**What this task involves:**
Please give the listing again, word for word, with nothing left out.

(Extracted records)
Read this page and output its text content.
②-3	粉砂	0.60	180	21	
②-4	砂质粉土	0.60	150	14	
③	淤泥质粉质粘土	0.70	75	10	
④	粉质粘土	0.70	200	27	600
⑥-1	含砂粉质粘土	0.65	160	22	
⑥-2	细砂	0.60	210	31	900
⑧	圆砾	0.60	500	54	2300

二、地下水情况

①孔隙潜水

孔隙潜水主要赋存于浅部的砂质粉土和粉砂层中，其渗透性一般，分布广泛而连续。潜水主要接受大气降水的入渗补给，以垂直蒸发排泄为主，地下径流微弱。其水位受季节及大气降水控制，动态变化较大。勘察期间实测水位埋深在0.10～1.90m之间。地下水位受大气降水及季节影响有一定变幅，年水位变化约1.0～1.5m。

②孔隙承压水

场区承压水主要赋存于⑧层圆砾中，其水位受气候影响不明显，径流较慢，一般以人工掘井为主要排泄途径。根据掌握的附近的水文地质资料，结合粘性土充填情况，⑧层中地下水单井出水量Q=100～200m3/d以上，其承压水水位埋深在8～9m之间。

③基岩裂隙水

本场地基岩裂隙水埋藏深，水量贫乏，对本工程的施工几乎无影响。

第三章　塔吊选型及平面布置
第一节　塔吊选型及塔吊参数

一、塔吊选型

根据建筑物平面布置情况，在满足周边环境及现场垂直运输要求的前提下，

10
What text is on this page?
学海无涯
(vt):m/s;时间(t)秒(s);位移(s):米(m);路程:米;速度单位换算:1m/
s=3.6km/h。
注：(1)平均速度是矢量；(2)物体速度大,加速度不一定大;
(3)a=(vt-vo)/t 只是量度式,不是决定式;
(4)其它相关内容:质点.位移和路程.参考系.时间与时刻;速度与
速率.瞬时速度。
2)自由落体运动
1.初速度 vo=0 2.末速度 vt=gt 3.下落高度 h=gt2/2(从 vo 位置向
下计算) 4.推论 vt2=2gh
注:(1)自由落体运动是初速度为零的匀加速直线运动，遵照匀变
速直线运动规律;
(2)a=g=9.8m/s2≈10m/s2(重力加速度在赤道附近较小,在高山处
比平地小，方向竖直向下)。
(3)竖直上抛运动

**Complete response:**
Read this page and output its text content.
②-3	粉砂	0.60	180	21	
②-4	砂质粉土	0.60	150	14	
③	淤泥质粉质粘土	0.70	75	10	
④	粉质粘土	0.70	200	27	600
⑥-1	含砂粉质粘土	0.65	160	22	
⑥-2	细砂	0.60	210	31	900
⑧	圆砾	0.60	500	54	2300

二、地下水情况

①孔隙潜水

孔隙潜水主要赋存于浅部的砂质粉土和粉砂层中，其渗透性一般，分布广泛而连续。潜水主要接受大气降水的入渗补给，以垂直蒸发排泄为主，地下径流微弱。其水位受季节及大气降水控制，动态变化较大。勘察期间实测水位埋深在0.10～1.90m之间。地下水位受大气降水及季节影响有一定变幅，年水位变化约1.0～1.5m。

②孔隙承压水

场区承压水主要赋存于⑧层圆砾中，其水位受气候影响不明显，径流较慢，一般以人工掘井为主要排泄途径。根据掌握的附近的水文地质资料，结合粘性土充填情况，⑧层中地下水单井出水量Q=100～200m3/d以上，其承压水水位埋深在8～9m之间。

③基岩裂隙水

本场地基岩裂隙水埋藏深，水量贫乏，对本工程的施工几乎无影响。

第三章　塔吊选型及平面布置
第一节　塔吊选型及塔吊参数

一、塔吊选型

根据建筑物平面布置情况，在满足周边环境及现场垂直运输要求的前提下，

10
What text is on this page?
学海无涯
(vt):m/s;时间(t)秒(s);位移(s):米(m);路程:米;速度单位换算:1m/
s=3.6km/h。
注：(1)平均速度是矢量；(2)物体速度大,加速度不一定大;
(3)a=(vt-vo)/t 只是量度式,不是决定式;
(4)其它相关内容:质点.位移和路程.参考系.时间与时刻;速度与
速率.瞬时速度。
2)自由落体运动
1.初速度 vo=0 2.末速度 vt=gt 3.下落高度 h=gt2/2(从 vo 位置向
下计算) 4.推论 vt2=2gh
注:(1)自由落体运动是初速度为零的匀加速直线运动，遵照匀变
速直线运动规律;
(2)a=g=9.8m/s2≈10m/s2(重力加速度在赤道附近较小,在高山处
比平地小，方向竖直向下)。
(3)竖直上抛运动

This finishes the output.